Type out every line below exactly as it reads.

- _DATA IN THIS EXERCISE_:

%%

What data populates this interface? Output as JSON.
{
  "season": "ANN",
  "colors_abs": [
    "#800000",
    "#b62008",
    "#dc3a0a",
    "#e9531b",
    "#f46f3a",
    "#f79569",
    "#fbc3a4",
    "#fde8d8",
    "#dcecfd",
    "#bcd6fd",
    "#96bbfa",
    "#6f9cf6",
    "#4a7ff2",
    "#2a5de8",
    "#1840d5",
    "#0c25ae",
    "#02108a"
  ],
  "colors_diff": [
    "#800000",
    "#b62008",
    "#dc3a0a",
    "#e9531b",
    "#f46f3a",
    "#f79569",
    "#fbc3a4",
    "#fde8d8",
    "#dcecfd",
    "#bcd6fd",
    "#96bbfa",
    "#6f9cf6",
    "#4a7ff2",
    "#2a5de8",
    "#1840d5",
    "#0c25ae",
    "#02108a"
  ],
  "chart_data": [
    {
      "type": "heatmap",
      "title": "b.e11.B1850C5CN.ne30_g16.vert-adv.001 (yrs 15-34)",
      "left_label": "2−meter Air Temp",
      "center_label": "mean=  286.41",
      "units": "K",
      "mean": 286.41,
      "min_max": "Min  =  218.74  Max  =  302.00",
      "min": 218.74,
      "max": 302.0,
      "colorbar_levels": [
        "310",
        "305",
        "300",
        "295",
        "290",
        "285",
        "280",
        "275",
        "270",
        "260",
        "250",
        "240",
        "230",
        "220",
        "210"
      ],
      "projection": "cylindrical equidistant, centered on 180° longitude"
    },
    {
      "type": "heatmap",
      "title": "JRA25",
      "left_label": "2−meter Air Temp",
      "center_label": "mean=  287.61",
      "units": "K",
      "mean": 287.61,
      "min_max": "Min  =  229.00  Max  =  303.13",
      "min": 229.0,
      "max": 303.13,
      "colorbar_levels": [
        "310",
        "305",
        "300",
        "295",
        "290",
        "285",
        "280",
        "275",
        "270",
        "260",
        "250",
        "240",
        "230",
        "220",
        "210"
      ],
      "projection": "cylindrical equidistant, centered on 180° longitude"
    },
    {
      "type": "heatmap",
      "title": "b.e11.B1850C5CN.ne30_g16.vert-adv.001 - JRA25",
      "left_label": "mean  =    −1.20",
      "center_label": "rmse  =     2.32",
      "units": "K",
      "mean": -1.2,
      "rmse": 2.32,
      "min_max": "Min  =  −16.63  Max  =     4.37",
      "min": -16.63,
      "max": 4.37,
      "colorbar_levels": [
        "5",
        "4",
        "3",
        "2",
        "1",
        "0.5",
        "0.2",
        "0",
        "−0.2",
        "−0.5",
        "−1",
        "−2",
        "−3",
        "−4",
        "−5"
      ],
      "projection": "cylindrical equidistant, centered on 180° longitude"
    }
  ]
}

%%

- _FINISHED TASK_:
What data populates this interface? Output as JSON.
{
  "season": "ANN",
  "colors_abs": [
    "#800000",
    "#b62008",
    "#dc3a0a",
    "#e9531b",
    "#f46f3a",
    "#f79569",
    "#fbc3a4",
    "#fde8d8",
    "#dcecfd",
    "#bcd6fd",
    "#96bbfa",
    "#6f9cf6",
    "#4a7ff2",
    "#2a5de8",
    "#1840d5",
    "#0c25ae",
    "#02108a"
  ],
  "colors_diff": [
    "#800000",
    "#b62008",
    "#dc3a0a",
    "#e9531b",
    "#f46f3a",
    "#f79569",
    "#fbc3a4",
    "#fde8d8",
    "#dcecfd",
    "#bcd6fd",
    "#96bbfa",
    "#6f9cf6",
    "#4a7ff2",
    "#2a5de8",
    "#1840d5",
    "#0c25ae",
    "#02108a"
  ],
  "chart_data": [
    {
      "type": "heatmap",
      "title": "b.e11.B1850C5CN.ne30_g16.vert-adv.001 (yrs 15-34)",
      "left_label": "2−meter Air Temp",
      "center_label": "mean=  286.41",
      "units": "K",
      "mean": 286.41,
      "min_max": "Min  =  218.74  Max  =  302.00",
      "min": 218.74,
      "max": 302.0,
      "colorbar_levels": [
        "310",
        "305",
        "300",
        "295",
        "290",
        "285",
        "280",
        "275",
        "270",
        "260",
        "250",
        "240",
        "230",
        "220",
        "210"
      ],
      "projection": "cylindrical equidistant, centered on 180° longitude"
    },
    {
      "type": "heatmap",
      "title": "JRA25",
      "left_label": "2−meter Air Temp",
      "center_label": "mean=  287.61",
      "units": "K",
      "mean": 287.61,
      "min_max": "Min  =  229.00  Max  =  303.13",
      "min": 229.0,
      "max": 303.13,
      "colorbar_levels": [
        "310",
        "305",
        "300",
        "295",
        "290",
        "285",
        "280",
        "275",
        "270",
        "260",
        "250",
        "240",
        "230",
        "220",
        "210"
      ],
      "projection": "cylindrical equidistant, centered on 180° longitude"
    },
    {
      "type": "heatmap",
      "title": "b.e11.B1850C5CN.ne30_g16.vert-adv.001 - JRA25",
      "left_label": "mean  =    −1.20",
      "center_label": "rmse  =     2.32",
      "units": "K",
      "mean": -1.2,
      "rmse": 2.32,
      "min_max": "Min  =  −16.63  Max  =     4.37",
      "min": -16.63,
      "max": 4.37,
      "colorbar_levels": [
        "5",
        "4",
        "3",
        "2",
        "1",
        "0.5",
        "0.2",
        "0",
        "−0.2",
        "−0.5",
        "−1",
        "−2",
        "−3",
        "−4",
        "−5"
      ],
      "projection": "cylindrical equidistant, centered on 180° longitude"
    }
  ]
}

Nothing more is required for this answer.